# Items listed in a dataset
□ □ □ □ □

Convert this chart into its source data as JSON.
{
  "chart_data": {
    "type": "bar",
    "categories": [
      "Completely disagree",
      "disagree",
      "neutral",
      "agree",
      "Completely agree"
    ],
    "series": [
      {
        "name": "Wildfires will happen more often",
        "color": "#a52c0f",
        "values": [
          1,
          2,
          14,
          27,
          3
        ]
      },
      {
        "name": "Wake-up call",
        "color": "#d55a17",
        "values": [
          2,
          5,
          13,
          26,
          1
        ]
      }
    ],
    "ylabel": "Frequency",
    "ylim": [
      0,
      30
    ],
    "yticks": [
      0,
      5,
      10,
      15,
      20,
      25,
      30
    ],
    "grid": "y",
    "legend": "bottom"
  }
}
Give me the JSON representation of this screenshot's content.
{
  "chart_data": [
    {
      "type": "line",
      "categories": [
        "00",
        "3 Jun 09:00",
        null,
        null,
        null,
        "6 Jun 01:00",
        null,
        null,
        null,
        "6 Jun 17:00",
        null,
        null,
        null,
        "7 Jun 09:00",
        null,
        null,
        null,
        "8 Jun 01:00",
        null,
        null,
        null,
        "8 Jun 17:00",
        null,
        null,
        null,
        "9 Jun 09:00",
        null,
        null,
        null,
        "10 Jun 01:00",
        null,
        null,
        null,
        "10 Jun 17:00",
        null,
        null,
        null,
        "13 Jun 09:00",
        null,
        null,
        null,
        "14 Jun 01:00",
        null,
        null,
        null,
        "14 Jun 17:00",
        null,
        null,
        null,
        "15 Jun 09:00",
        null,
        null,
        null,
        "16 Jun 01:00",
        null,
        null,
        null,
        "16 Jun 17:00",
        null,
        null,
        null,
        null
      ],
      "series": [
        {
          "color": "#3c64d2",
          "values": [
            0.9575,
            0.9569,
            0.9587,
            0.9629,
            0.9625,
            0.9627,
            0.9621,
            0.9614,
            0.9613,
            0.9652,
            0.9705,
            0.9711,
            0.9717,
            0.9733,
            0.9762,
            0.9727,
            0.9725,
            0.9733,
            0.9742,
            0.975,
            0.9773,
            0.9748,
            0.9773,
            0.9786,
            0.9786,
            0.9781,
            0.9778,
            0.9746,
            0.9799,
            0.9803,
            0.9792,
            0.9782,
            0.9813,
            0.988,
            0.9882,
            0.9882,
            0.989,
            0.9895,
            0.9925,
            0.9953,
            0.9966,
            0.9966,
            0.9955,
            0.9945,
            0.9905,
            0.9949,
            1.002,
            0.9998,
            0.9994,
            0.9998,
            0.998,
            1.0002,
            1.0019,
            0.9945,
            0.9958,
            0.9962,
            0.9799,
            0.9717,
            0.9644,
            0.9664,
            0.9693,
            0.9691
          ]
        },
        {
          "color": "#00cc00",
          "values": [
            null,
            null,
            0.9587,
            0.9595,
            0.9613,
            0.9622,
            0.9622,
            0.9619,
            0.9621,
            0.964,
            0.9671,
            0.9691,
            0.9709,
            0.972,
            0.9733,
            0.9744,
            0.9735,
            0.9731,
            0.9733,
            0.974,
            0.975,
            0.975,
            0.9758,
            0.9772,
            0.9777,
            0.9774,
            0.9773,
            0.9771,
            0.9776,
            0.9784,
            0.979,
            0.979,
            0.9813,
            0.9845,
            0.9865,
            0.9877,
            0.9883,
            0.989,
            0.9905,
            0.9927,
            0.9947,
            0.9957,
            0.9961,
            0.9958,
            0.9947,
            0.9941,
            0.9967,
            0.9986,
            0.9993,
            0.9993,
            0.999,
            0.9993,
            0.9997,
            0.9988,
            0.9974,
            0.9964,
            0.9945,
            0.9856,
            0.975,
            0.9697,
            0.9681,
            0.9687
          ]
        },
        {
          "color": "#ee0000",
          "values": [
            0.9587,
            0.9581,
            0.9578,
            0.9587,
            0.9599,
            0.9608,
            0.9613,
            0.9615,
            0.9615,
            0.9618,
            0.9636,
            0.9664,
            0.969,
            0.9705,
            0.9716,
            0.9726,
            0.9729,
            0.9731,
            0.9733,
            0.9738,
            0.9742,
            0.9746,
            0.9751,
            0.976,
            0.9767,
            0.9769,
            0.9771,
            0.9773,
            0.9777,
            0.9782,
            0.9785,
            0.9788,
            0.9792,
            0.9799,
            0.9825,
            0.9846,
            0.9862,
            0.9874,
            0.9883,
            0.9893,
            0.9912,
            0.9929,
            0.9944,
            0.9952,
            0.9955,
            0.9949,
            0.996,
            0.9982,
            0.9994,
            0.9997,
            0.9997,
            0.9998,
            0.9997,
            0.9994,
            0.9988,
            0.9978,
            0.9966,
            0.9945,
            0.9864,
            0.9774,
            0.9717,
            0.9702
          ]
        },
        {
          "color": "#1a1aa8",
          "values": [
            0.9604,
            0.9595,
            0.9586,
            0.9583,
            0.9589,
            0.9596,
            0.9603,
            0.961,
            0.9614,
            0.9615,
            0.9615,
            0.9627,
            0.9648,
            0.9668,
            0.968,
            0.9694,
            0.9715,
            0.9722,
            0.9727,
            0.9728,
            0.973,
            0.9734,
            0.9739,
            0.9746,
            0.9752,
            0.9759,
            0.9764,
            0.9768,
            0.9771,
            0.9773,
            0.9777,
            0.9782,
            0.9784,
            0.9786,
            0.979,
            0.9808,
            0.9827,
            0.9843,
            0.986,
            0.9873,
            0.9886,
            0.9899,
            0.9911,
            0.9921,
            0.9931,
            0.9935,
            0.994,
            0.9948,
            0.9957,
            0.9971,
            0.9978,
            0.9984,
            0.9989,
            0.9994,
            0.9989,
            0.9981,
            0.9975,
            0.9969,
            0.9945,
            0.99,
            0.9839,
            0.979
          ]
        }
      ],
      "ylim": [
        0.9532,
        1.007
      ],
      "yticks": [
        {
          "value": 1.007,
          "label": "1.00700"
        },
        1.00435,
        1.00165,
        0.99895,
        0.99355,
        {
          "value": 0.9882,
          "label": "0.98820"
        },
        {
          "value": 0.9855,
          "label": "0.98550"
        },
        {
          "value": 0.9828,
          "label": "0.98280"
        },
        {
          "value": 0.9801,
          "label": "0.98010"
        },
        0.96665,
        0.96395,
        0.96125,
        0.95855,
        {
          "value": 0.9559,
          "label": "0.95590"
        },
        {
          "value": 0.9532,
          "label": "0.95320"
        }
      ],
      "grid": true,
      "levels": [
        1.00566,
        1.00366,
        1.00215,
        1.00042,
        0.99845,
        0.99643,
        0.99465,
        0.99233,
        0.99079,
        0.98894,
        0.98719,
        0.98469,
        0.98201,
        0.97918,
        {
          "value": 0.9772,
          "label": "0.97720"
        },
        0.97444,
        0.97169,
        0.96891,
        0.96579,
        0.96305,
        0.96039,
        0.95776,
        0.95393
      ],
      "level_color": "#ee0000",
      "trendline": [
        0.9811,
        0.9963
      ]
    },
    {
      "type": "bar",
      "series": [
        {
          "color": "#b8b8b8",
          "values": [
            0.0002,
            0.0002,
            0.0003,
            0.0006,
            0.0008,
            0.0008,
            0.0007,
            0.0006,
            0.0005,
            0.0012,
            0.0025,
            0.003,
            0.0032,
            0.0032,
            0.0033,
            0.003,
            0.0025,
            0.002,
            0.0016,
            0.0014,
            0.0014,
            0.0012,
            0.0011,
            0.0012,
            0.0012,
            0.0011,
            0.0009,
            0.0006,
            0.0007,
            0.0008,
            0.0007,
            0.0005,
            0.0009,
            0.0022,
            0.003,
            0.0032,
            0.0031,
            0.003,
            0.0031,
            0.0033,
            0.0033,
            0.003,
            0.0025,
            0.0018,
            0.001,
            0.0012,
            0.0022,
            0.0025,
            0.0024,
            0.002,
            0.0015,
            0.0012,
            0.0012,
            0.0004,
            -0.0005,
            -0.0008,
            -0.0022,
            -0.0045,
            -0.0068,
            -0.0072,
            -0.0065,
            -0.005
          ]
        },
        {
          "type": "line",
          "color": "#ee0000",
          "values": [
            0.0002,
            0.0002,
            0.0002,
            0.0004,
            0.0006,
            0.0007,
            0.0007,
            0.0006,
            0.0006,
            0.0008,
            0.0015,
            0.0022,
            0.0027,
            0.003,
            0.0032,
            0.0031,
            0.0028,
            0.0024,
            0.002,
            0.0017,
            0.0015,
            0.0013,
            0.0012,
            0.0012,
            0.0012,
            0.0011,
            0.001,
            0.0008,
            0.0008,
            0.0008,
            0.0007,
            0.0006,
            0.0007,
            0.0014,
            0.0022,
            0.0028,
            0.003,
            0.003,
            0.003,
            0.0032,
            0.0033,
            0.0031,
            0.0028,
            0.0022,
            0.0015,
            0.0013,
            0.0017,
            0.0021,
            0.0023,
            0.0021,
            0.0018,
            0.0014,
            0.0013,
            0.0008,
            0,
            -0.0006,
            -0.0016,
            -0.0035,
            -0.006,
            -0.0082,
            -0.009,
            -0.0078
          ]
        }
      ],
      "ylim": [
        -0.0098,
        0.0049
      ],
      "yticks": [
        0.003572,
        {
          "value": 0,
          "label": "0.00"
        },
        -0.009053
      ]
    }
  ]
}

□ □ □ □ □

# WHAT IS NEEDED
Identify the lines in the entries above that contain "name", then copy them out.

# COMPLETED TASK
        "name": "Wildfires will happen more often",
        "name": "Wake-up call",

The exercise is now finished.